----- Input for this task

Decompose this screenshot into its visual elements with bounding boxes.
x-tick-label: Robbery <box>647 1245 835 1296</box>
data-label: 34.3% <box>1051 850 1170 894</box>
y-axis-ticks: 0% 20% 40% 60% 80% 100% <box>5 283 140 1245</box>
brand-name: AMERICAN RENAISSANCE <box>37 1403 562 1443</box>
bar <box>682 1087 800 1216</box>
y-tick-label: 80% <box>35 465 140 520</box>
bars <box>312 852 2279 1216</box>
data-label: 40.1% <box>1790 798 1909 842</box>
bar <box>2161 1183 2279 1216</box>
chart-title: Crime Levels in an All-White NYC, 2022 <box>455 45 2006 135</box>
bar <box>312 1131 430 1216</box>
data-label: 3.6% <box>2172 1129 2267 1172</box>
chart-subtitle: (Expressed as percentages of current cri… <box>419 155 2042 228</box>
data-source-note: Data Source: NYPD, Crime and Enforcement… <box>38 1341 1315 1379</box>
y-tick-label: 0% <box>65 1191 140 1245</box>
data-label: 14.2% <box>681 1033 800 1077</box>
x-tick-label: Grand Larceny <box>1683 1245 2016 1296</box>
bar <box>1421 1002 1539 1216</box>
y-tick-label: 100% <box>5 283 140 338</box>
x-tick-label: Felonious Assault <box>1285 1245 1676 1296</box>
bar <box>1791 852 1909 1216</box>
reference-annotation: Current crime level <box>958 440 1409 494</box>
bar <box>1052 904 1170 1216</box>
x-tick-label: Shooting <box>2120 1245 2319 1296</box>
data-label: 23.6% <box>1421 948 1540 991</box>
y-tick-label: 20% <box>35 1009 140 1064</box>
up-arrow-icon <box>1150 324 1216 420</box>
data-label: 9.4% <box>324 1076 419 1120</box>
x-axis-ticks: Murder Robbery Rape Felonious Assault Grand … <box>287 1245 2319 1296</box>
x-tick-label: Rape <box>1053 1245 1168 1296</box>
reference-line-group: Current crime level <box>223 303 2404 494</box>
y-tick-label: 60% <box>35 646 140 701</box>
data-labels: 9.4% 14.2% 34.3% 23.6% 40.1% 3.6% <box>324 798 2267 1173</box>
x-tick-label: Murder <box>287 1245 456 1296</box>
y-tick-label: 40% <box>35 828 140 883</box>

----------

### Set exercise
Copy every one of the entries above line for line, keeping each character unchanged.

### Task response
Decompose this screenshot into its visual elements with bounding boxes.
x-tick-label: Robbery <box>647 1245 835 1296</box>
data-label: 34.3% <box>1051 850 1170 894</box>
y-axis-ticks: 0% 20% 40% 60% 80% 100% <box>5 283 140 1245</box>
brand-name: AMERICAN RENAISSANCE <box>37 1403 562 1443</box>
bar <box>682 1087 800 1216</box>
y-tick-label: 80% <box>35 465 140 520</box>
bars <box>312 852 2279 1216</box>
data-label: 40.1% <box>1790 798 1909 842</box>
bar <box>2161 1183 2279 1216</box>
chart-title: Crime Levels in an All-White NYC, 2022 <box>455 45 2006 135</box>
bar <box>312 1131 430 1216</box>
data-label: 3.6% <box>2172 1129 2267 1172</box>
chart-subtitle: (Expressed as percentages of current cri… <box>419 155 2042 228</box>
data-source-note: Data Source: NYPD, Crime and Enforcement… <box>38 1341 1315 1379</box>
y-tick-label: 0% <box>65 1191 140 1245</box>
data-label: 14.2% <box>681 1033 800 1077</box>
x-tick-label: Grand Larceny <box>1683 1245 2016 1296</box>
bar <box>1421 1002 1539 1216</box>
y-tick-label: 100% <box>5 283 140 338</box>
x-tick-label: Felonious Assault <box>1285 1245 1676 1296</box>
bar <box>1791 852 1909 1216</box>
reference-annotation: Current crime level <box>958 440 1409 494</box>
bar <box>1052 904 1170 1216</box>
x-tick-label: Shooting <box>2120 1245 2319 1296</box>
data-label: 23.6% <box>1421 948 1540 991</box>
y-tick-label: 20% <box>35 1009 140 1064</box>
up-arrow-icon <box>1150 324 1216 420</box>
data-label: 9.4% <box>324 1076 419 1120</box>
x-axis-ticks: Murder Robbery Rape Felonious Assault Grand … <box>287 1245 2319 1296</box>
x-tick-label: Rape <box>1053 1245 1168 1296</box>
reference-line-group: Current crime level <box>223 303 2404 494</box>
y-tick-label: 60% <box>35 646 140 701</box>
data-labels: 9.4% 14.2% 34.3% 23.6% 40.1% 3.6% <box>324 798 2267 1173</box>
x-tick-label: Murder <box>287 1245 456 1296</box>
y-tick-label: 40% <box>35 828 140 883</box>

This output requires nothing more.